Data extracted from a collection:

------------------------------------------------

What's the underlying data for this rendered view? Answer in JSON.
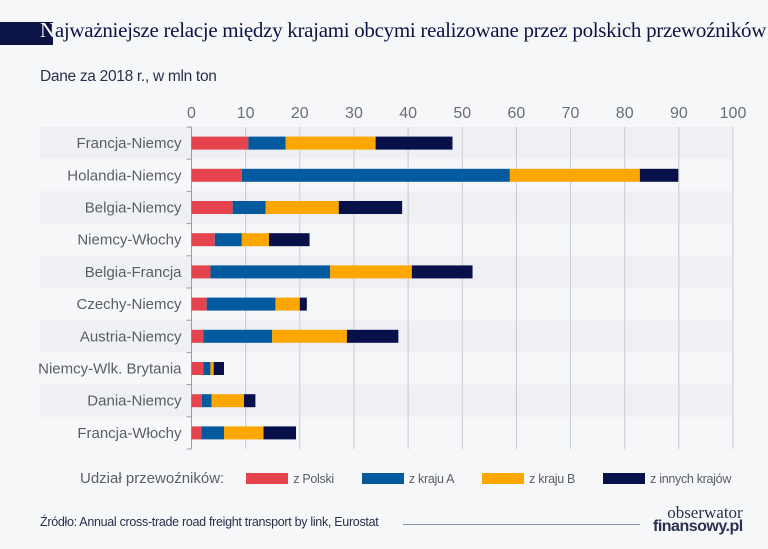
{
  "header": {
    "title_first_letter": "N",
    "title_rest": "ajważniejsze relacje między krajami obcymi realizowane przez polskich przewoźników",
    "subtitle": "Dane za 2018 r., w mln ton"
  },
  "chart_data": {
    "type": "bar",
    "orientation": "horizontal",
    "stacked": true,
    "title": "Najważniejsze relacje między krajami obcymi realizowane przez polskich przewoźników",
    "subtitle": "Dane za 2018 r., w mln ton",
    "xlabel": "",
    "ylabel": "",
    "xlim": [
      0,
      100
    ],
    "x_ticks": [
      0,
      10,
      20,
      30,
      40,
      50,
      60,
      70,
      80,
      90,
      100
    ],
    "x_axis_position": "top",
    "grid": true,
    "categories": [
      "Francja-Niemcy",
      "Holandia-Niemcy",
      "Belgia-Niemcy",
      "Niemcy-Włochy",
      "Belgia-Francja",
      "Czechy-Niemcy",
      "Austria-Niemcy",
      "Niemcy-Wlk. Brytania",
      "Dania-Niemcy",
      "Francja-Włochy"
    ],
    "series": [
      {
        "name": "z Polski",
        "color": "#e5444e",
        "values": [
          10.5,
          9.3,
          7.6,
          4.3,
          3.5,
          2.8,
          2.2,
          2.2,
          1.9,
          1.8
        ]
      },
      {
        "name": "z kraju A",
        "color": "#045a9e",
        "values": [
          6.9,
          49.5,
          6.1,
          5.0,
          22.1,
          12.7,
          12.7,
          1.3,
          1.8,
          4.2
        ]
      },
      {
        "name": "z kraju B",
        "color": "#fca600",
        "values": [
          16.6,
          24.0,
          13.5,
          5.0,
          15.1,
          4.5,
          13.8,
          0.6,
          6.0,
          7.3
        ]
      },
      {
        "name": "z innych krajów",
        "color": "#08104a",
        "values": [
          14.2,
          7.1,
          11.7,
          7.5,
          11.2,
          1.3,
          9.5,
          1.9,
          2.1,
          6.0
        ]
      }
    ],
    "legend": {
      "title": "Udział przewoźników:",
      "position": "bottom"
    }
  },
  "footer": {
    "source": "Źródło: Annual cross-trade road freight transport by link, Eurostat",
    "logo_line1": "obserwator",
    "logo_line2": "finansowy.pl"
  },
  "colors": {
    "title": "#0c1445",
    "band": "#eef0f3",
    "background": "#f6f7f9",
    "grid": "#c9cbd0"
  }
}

------------------------------------------------

List every line above containing the word "Francja".

_Response for this exercise_
      "Francja-Niemcy",
      "Belgia-Francja",
      "Francja-Włochy"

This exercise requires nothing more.